__WHAT YOU WILL DO__
From the line with "panel-a-track-ii-bar xyxy=(245,180,261,185)" up to and including the line with "panel-b-track-ii-bar xyxy=(1094,180,1110,189)", swap "outline" for "frame" in the listing and return only those lines, with everything else left unchanged.
----- RECORDS SHOWN
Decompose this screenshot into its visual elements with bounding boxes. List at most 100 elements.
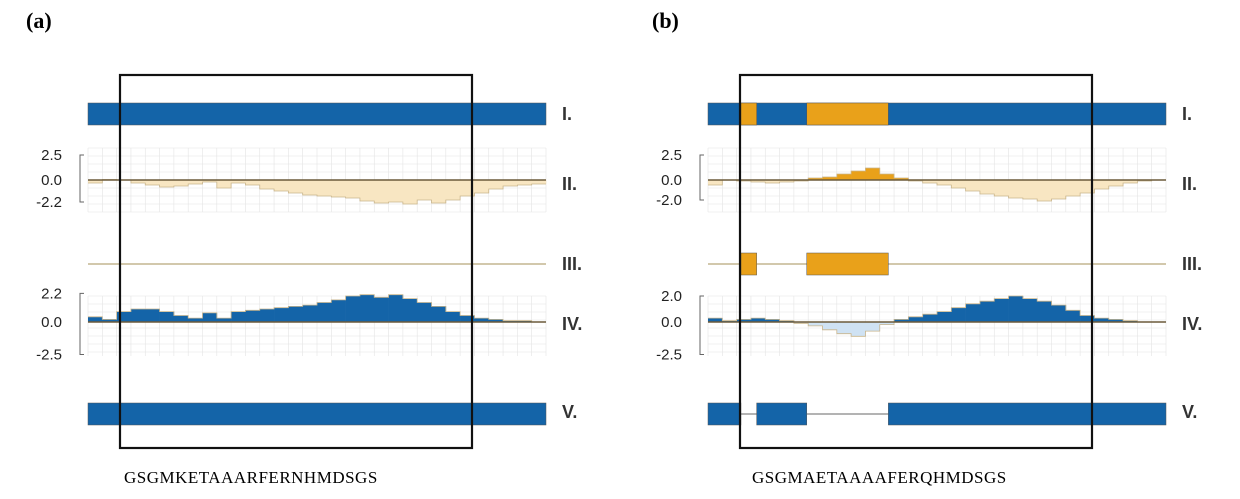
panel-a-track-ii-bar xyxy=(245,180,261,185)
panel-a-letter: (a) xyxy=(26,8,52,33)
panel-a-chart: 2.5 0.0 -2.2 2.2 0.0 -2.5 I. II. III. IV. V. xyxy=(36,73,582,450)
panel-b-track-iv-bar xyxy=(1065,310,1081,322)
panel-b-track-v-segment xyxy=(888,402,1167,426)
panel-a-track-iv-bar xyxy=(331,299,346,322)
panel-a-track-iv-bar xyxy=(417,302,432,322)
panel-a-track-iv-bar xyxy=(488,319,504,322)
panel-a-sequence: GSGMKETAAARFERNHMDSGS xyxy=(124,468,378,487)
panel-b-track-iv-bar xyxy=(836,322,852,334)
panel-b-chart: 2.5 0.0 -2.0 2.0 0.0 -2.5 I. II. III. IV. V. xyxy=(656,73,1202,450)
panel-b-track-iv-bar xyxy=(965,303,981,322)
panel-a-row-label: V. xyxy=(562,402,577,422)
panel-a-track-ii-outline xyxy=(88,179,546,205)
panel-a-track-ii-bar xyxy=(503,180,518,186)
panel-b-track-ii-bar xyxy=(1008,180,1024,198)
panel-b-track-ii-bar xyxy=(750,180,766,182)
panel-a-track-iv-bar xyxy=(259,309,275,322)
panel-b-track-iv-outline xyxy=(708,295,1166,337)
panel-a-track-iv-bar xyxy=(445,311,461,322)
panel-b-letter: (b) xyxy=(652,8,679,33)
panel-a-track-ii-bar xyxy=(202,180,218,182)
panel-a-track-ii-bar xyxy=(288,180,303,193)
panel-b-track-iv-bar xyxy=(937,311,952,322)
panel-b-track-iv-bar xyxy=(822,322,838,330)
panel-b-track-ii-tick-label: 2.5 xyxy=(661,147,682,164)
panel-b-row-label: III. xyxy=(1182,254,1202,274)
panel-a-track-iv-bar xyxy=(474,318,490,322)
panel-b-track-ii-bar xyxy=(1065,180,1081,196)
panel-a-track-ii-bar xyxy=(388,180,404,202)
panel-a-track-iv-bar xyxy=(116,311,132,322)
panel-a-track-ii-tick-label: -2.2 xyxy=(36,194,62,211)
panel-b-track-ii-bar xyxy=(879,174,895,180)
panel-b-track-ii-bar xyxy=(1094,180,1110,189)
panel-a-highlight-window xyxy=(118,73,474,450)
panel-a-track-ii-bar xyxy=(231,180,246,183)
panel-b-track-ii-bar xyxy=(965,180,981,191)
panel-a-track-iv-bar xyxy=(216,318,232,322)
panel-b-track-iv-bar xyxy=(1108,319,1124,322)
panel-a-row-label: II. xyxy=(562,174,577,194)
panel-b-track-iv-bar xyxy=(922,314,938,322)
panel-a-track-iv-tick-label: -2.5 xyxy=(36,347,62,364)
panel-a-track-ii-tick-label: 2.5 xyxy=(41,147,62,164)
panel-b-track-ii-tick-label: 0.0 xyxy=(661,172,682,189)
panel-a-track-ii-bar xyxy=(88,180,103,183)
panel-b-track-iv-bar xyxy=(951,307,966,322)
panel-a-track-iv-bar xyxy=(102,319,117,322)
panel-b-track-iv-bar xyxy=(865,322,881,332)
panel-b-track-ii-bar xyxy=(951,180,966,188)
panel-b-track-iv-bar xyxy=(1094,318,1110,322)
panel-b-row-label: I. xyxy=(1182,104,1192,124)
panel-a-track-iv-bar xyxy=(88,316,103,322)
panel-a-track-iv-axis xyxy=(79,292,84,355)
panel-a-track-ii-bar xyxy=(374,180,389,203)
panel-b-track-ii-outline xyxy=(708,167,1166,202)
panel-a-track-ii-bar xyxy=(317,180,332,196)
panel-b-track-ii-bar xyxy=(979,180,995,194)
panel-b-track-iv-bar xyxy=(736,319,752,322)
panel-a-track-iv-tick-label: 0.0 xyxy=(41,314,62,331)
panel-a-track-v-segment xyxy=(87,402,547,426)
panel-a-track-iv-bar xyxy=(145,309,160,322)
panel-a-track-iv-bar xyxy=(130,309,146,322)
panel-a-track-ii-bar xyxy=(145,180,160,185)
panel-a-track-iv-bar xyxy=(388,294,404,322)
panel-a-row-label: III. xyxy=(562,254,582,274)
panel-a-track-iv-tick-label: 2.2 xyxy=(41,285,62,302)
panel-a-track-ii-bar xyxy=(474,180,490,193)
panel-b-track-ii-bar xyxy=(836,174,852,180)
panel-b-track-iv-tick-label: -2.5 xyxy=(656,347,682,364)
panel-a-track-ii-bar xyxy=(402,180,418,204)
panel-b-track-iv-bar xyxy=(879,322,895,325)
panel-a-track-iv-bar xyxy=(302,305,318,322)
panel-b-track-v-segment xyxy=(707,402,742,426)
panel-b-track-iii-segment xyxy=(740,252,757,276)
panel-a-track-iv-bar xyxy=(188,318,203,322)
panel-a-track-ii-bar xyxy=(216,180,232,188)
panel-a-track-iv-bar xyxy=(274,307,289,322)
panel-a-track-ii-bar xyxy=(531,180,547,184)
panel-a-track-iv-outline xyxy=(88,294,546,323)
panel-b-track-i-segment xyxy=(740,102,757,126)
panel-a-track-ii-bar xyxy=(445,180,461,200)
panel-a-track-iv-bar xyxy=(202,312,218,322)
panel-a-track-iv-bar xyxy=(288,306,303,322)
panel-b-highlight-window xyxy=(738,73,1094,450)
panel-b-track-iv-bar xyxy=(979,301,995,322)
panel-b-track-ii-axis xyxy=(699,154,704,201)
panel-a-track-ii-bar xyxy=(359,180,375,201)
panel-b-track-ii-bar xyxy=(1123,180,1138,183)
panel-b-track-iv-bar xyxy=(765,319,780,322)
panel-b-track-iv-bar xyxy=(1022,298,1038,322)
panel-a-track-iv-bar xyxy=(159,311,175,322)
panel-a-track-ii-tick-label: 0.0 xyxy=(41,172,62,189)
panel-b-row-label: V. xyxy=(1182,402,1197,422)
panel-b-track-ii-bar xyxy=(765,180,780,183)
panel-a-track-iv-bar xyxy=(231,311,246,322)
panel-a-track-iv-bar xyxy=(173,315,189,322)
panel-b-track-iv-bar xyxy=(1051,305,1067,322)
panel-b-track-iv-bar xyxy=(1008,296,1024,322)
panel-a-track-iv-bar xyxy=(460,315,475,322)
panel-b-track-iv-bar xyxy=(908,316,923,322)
----------
----- RECORDS SHOWN
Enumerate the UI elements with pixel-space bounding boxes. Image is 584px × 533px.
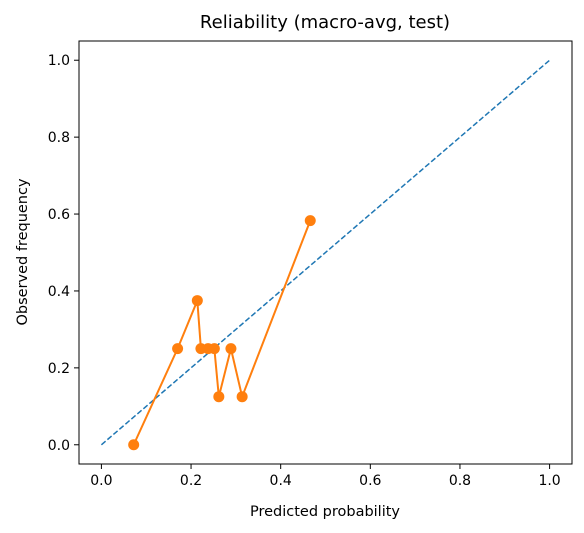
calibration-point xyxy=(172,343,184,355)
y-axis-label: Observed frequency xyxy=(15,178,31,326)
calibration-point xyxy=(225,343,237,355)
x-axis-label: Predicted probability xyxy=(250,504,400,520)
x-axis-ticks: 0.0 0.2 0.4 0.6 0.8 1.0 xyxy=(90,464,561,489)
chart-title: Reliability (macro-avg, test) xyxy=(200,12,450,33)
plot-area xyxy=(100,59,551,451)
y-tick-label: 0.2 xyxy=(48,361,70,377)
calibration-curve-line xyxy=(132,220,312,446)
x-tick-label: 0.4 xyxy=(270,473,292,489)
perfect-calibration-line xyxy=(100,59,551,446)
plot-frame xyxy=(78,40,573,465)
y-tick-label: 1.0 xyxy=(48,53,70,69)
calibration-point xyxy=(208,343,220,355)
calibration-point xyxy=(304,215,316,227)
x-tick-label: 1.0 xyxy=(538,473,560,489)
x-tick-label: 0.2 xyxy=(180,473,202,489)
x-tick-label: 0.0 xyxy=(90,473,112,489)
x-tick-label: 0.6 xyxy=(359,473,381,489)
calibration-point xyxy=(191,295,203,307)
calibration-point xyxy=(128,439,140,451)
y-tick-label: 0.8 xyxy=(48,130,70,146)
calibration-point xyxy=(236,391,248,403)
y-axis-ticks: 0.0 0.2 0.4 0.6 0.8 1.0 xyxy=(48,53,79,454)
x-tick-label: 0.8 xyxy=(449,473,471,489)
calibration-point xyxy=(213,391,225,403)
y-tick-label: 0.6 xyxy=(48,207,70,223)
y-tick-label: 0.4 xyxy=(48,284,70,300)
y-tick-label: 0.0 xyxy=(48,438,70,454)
----------
__SOLUTION TO THIS PROBLEM__
panel-a-track-ii-bar xyxy=(245,180,261,185)
panel-a-letter: (a) xyxy=(26,8,52,33)
panel-a-chart: 2.5 0.0 -2.2 2.2 0.0 -2.5 I. II. III. IV. V. xyxy=(36,73,582,450)
panel-b-track-iv-bar xyxy=(1065,310,1081,322)
panel-b-track-v-segment xyxy=(888,402,1167,426)
panel-a-track-iv-bar xyxy=(331,299,346,322)
panel-a-track-iv-bar xyxy=(417,302,432,322)
panel-a-track-iv-bar xyxy=(488,319,504,322)
panel-a-sequence: GSGMKETAAARFERNHMDSGS xyxy=(124,468,378,487)
panel-b-track-iv-bar xyxy=(836,322,852,334)
panel-b-chart: 2.5 0.0 -2.0 2.0 0.0 -2.5 I. II. III. IV. V. xyxy=(656,73,1202,450)
panel-b-track-iv-bar xyxy=(965,303,981,322)
panel-a-row-label: V. xyxy=(562,402,577,422)
panel-a-track-ii-frame xyxy=(88,179,546,205)
panel-a-track-ii-bar xyxy=(503,180,518,186)
panel-b-track-ii-bar xyxy=(1008,180,1024,198)
panel-b-track-ii-bar xyxy=(750,180,766,182)
panel-a-track-iv-bar xyxy=(259,309,275,322)
panel-b-track-iv-frame xyxy=(708,295,1166,337)
panel-a-track-iv-bar xyxy=(445,311,461,322)
panel-b-letter: (b) xyxy=(652,8,679,33)
panel-a-track-ii-bar xyxy=(202,180,218,182)
panel-a-track-ii-bar xyxy=(288,180,303,193)
panel-b-track-iv-bar xyxy=(937,311,952,322)
panel-b-track-iv-bar xyxy=(822,322,838,330)
panel-b-track-ii-tick-label: 2.5 xyxy=(661,147,682,164)
panel-b-row-label: III. xyxy=(1182,254,1202,274)
panel-a-track-iv-bar xyxy=(474,318,490,322)
panel-b-track-ii-bar xyxy=(1065,180,1081,196)
panel-a-track-ii-bar xyxy=(388,180,404,202)
panel-a-track-iv-bar xyxy=(116,311,132,322)
panel-a-track-ii-tick-label: -2.2 xyxy=(36,194,62,211)
panel-b-track-ii-bar xyxy=(879,174,895,180)
panel-b-track-ii-bar xyxy=(1094,180,1110,189)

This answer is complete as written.